● Instruction:
Copy each line that has the string "name" somewhere in it.
start Input records
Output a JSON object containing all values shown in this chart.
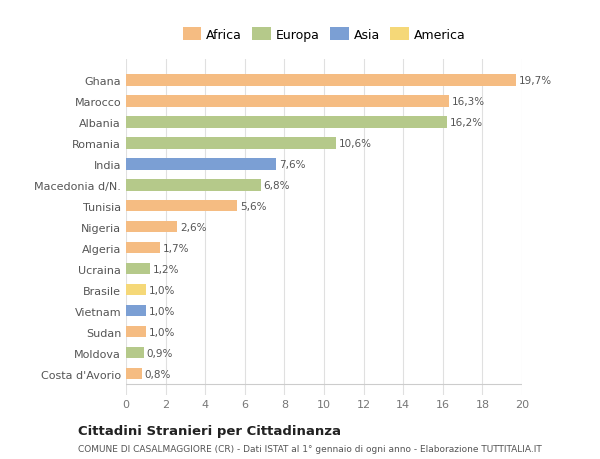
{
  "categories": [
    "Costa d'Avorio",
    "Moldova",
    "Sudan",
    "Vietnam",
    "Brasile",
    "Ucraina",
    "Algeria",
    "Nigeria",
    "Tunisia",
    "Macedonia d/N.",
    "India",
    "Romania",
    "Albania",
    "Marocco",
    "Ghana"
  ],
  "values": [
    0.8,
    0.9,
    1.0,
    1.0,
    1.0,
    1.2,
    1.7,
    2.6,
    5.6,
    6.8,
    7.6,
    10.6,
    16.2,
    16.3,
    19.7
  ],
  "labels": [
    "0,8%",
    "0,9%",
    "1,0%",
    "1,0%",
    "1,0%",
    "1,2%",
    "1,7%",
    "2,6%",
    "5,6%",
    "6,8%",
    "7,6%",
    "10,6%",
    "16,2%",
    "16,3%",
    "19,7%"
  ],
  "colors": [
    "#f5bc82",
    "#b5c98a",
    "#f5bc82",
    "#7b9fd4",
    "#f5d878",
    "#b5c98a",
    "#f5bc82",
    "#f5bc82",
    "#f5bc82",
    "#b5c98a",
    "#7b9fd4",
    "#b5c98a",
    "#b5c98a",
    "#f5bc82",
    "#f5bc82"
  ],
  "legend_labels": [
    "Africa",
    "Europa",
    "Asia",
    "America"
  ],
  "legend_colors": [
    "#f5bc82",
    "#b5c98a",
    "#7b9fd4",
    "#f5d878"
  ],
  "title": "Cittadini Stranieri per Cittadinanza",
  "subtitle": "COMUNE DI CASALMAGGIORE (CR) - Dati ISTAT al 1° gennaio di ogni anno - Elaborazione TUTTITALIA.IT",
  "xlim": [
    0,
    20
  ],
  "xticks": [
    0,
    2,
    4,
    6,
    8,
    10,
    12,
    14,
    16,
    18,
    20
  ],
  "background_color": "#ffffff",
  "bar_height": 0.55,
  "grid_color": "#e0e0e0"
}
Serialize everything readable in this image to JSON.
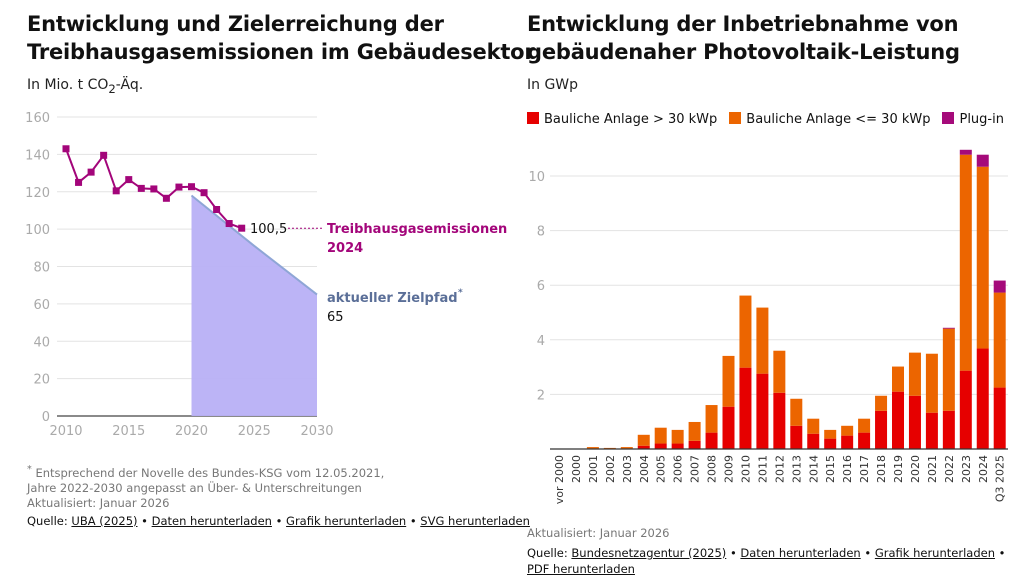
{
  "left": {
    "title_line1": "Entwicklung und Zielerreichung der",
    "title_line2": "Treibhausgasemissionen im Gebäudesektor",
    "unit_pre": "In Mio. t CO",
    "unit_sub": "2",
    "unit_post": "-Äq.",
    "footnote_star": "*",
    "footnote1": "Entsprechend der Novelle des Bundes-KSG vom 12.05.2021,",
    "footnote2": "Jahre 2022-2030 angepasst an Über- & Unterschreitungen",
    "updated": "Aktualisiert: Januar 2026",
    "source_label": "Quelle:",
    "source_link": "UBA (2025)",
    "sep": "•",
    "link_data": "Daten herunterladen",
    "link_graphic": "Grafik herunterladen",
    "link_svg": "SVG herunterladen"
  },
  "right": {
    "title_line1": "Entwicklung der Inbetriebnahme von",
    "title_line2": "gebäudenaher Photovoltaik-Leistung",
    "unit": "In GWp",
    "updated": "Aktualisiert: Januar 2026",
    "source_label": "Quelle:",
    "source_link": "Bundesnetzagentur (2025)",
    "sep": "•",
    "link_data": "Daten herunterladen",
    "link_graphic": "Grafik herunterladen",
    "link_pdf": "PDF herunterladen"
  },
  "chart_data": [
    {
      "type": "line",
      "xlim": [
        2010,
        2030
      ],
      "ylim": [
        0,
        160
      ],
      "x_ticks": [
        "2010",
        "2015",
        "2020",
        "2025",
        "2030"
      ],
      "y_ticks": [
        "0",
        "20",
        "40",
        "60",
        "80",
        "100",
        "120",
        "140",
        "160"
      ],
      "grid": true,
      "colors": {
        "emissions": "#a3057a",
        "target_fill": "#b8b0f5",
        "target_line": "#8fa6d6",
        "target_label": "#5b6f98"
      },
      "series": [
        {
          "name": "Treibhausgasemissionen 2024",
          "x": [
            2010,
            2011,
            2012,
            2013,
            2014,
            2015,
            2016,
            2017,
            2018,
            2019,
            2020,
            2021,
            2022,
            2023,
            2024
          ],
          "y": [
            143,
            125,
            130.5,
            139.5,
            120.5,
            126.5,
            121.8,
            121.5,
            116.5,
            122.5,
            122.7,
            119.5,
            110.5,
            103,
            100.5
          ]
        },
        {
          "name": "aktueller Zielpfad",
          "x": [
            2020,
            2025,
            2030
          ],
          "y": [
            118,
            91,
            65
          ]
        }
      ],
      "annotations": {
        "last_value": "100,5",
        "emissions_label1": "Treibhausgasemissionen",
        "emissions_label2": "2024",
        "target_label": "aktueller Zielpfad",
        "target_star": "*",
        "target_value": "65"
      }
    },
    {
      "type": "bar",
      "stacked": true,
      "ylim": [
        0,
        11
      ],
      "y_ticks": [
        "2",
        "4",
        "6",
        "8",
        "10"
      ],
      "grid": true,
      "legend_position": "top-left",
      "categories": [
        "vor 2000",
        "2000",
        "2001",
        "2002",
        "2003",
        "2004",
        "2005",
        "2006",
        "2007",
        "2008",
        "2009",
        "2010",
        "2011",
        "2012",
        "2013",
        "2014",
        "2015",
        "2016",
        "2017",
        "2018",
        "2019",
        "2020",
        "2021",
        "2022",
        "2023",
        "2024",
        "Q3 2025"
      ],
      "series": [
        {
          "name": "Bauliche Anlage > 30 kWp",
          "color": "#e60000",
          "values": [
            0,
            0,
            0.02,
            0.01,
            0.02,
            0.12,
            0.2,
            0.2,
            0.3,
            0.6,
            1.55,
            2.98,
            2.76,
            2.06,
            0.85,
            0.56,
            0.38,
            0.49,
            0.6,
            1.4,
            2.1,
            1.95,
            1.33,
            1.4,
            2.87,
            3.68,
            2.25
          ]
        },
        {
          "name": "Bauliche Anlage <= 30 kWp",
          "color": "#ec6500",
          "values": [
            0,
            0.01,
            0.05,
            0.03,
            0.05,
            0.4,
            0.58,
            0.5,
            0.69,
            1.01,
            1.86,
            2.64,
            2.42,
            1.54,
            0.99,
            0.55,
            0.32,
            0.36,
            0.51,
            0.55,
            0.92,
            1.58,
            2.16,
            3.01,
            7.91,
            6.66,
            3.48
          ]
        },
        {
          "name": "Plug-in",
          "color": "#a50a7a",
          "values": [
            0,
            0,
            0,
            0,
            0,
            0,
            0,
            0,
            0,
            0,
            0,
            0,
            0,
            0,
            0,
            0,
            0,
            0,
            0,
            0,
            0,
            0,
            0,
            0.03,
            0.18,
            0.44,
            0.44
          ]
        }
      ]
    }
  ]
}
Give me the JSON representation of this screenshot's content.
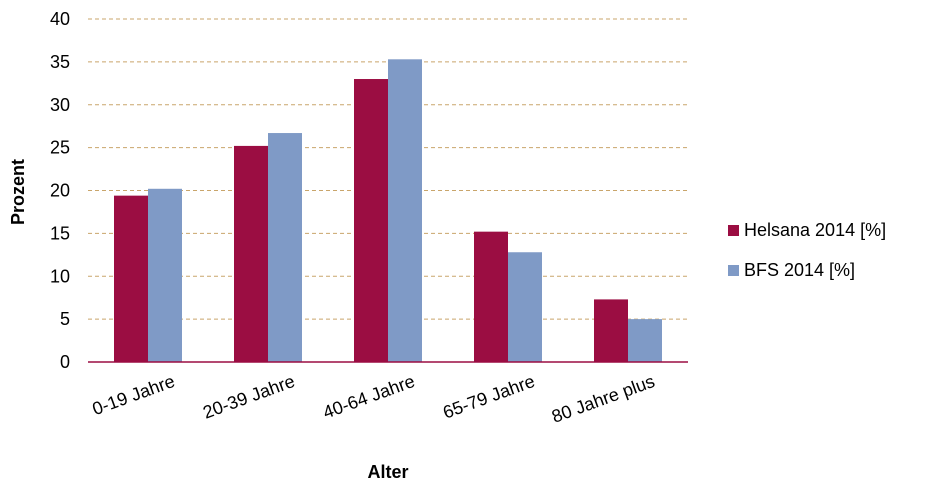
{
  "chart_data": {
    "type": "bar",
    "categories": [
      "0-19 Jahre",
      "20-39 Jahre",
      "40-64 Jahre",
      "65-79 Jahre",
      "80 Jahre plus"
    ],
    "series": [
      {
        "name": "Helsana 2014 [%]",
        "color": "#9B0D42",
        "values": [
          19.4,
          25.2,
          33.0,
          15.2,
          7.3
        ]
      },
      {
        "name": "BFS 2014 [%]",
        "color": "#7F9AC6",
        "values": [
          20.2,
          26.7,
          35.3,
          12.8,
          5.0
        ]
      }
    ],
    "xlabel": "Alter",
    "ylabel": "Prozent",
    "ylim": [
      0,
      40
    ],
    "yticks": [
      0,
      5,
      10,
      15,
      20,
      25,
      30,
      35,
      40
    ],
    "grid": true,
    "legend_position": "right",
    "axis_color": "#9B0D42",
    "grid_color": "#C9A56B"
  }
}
end Input records
● Solution:
          "name": "Treibhausgasemissionen 2024",
          "name": "aktueller Zielpfad",
          "name": "Bauliche Anlage > 30 kWp",
          "name": "Bauliche Anlage <= 30 kWp",
          "name": "Plug-in",
        "name": "Helsana 2014 [%]",
        "name": "BFS 2014 [%]",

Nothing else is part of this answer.